> [GIVEN TASK]: Output the material below in its entirety, exactly as given.
══ SUPPLIED ENTRIES
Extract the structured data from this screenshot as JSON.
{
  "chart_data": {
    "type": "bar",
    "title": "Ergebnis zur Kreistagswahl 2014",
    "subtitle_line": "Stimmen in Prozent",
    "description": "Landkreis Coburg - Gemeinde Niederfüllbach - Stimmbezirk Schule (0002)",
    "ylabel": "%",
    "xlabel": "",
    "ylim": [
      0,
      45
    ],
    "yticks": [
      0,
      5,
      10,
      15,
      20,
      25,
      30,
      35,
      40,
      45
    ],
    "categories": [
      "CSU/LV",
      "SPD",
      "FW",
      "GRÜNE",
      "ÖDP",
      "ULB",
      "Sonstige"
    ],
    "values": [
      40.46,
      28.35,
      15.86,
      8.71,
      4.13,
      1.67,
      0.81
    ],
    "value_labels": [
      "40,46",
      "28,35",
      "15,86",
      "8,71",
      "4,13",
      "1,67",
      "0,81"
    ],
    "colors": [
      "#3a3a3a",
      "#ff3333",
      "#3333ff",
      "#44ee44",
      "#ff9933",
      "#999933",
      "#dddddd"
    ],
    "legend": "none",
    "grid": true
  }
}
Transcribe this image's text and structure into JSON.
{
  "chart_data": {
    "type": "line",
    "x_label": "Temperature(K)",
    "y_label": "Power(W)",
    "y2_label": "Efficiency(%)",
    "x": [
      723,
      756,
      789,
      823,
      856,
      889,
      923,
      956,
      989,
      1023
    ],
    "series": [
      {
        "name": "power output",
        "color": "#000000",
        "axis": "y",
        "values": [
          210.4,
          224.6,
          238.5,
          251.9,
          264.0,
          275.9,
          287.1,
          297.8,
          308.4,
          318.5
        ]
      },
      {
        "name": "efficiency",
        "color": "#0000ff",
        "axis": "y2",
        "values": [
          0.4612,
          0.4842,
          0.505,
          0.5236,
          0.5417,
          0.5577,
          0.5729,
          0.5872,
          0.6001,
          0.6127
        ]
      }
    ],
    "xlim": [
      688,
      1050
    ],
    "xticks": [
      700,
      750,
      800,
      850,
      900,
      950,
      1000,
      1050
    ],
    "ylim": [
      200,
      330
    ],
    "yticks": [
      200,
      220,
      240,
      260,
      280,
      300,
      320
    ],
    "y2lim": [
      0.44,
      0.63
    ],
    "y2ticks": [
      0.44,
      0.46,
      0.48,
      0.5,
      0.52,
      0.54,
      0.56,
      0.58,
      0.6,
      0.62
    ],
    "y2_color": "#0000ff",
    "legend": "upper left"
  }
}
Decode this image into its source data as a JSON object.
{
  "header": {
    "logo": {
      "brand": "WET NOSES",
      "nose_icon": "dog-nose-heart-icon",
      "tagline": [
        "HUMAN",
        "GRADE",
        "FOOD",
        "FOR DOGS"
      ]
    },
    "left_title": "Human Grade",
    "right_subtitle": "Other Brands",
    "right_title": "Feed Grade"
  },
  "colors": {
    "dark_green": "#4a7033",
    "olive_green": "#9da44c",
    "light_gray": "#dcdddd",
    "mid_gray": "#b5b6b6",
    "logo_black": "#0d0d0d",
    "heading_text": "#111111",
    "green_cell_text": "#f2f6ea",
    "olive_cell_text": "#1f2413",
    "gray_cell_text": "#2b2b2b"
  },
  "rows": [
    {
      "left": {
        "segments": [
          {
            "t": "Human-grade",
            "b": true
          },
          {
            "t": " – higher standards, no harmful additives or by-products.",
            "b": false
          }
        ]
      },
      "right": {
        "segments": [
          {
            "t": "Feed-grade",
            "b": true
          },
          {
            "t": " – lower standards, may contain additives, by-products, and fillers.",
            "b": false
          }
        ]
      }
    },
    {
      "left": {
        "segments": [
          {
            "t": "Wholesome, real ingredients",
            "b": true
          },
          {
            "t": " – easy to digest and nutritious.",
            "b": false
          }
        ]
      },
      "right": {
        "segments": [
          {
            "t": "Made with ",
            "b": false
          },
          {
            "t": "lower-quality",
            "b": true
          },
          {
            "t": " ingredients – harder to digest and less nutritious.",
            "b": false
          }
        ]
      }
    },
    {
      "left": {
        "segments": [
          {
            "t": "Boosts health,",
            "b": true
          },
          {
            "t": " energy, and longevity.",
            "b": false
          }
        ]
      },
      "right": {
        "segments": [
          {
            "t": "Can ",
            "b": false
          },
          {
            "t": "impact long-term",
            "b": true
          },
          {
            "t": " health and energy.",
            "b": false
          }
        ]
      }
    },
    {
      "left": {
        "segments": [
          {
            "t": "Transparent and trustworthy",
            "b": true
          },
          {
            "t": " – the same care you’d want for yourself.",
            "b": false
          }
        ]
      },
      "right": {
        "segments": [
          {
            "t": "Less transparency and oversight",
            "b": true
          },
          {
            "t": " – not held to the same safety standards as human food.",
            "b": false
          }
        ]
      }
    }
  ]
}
════
> [EXERCISE RESULT]:
Extract the structured data from this screenshot as JSON.
{
  "chart_data": {
    "type": "bar",
    "title": "Ergebnis zur Kreistagswahl 2014",
    "subtitle_line": "Stimmen in Prozent",
    "description": "Landkreis Coburg - Gemeinde Niederfüllbach - Stimmbezirk Schule (0002)",
    "ylabel": "%",
    "xlabel": "",
    "ylim": [
      0,
      45
    ],
    "yticks": [
      0,
      5,
      10,
      15,
      20,
      25,
      30,
      35,
      40,
      45
    ],
    "categories": [
      "CSU/LV",
      "SPD",
      "FW",
      "GRÜNE",
      "ÖDP",
      "ULB",
      "Sonstige"
    ],
    "values": [
      40.46,
      28.35,
      15.86,
      8.71,
      4.13,
      1.67,
      0.81
    ],
    "value_labels": [
      "40,46",
      "28,35",
      "15,86",
      "8,71",
      "4,13",
      "1,67",
      "0,81"
    ],
    "colors": [
      "#3a3a3a",
      "#ff3333",
      "#3333ff",
      "#44ee44",
      "#ff9933",
      "#999933",
      "#dddddd"
    ],
    "legend": "none",
    "grid": true
  }
}
Transcribe this image's text and structure into JSON.
{
  "chart_data": {
    "type": "line",
    "x_label": "Temperature(K)",
    "y_label": "Power(W)",
    "y2_label": "Efficiency(%)",
    "x": [
      723,
      756,
      789,
      823,
      856,
      889,
      923,
      956,
      989,
      1023
    ],
    "series": [
      {
        "name": "power output",
        "color": "#000000",
        "axis": "y",
        "values": [
          210.4,
          224.6,
          238.5,
          251.9,
          264.0,
          275.9,
          287.1,
          297.8,
          308.4,
          318.5
        ]
      },
      {
        "name": "efficiency",
        "color": "#0000ff",
        "axis": "y2",
        "values": [
          0.4612,
          0.4842,
          0.505,
          0.5236,
          0.5417,
          0.5577,
          0.5729,
          0.5872,
          0.6001,
          0.6127
        ]
      }
    ],
    "xlim": [
      688,
      1050
    ],
    "xticks": [
      700,
      750,
      800,
      850,
      900,
      950,
      1000,
      1050
    ],
    "ylim": [
      200,
      330
    ],
    "yticks": [
      200,
      220,
      240,
      260,
      280,
      300,
      320
    ],
    "y2lim": [
      0.44,
      0.63
    ],
    "y2ticks": [
      0.44,
      0.46,
      0.48,
      0.5,
      0.52,
      0.54,
      0.56,
      0.58,
      0.6,
      0.62
    ],
    "y2_color": "#0000ff",
    "legend": "upper left"
  }
}
Decode this image into its source data as a JSON object.
{
  "header": {
    "logo": {
      "brand": "WET NOSES",
      "nose_icon": "dog-nose-heart-icon",
      "tagline": [
        "HUMAN",
        "GRADE",
        "FOOD",
        "FOR DOGS"
      ]
    },
    "left_title": "Human Grade",
    "right_subtitle": "Other Brands",
    "right_title": "Feed Grade"
  },
  "colors": {
    "dark_green": "#4a7033",
    "olive_green": "#9da44c",
    "light_gray": "#dcdddd",
    "mid_gray": "#b5b6b6",
    "logo_black": "#0d0d0d",
    "heading_text": "#111111",
    "green_cell_text": "#f2f6ea",
    "olive_cell_text": "#1f2413",
    "gray_cell_text": "#2b2b2b"
  },
  "rows": [
    {
      "left": {
        "segments": [
          {
            "t": "Human-grade",
            "b": true
          },
          {
            "t": " – higher standards, no harmful additives or by-products.",
            "b": false
          }
        ]
      },
      "right": {
        "segments": [
          {
            "t": "Feed-grade",
            "b": true
          },
          {
            "t": " – lower standards, may contain additives, by-products, and fillers.",
            "b": false
          }
        ]
      }
    },
    {
      "left": {
        "segments": [
          {
            "t": "Wholesome, real ingredients",
            "b": true
          },
          {
            "t": " – easy to digest and nutritious.",
            "b": false
          }
        ]
      },
      "right": {
        "segments": [
          {
            "t": "Made with ",
            "b": false
          },
          {
            "t": "lower-quality",
            "b": true
          },
          {
            "t": " ingredients – harder to digest and less nutritious.",
            "b": false
          }
        ]
      }
    },
    {
      "left": {
        "segments": [
          {
            "t": "Boosts health,",
            "b": true
          },
          {
            "t": " energy, and longevity.",
            "b": false
          }
        ]
      },
      "right": {
        "segments": [
          {
            "t": "Can ",
            "b": false
          },
          {
            "t": "impact long-term",
            "b": true
          },
          {
            "t": " health and energy.",
            "b": false
          }
        ]
      }
    },
    {
      "left": {
        "segments": [
          {
            "t": "Transparent and trustworthy",
            "b": true
          },
          {
            "t": " – the same care you’d want for yourself.",
            "b": false
          }
        ]
      },
      "right": {
        "segments": [
          {
            "t": "Less transparency and oversight",
            "b": true
          },
          {
            "t": " – not held to the same safety standards as human food.",
            "b": false
          }
        ]
      }
    }
  ]
}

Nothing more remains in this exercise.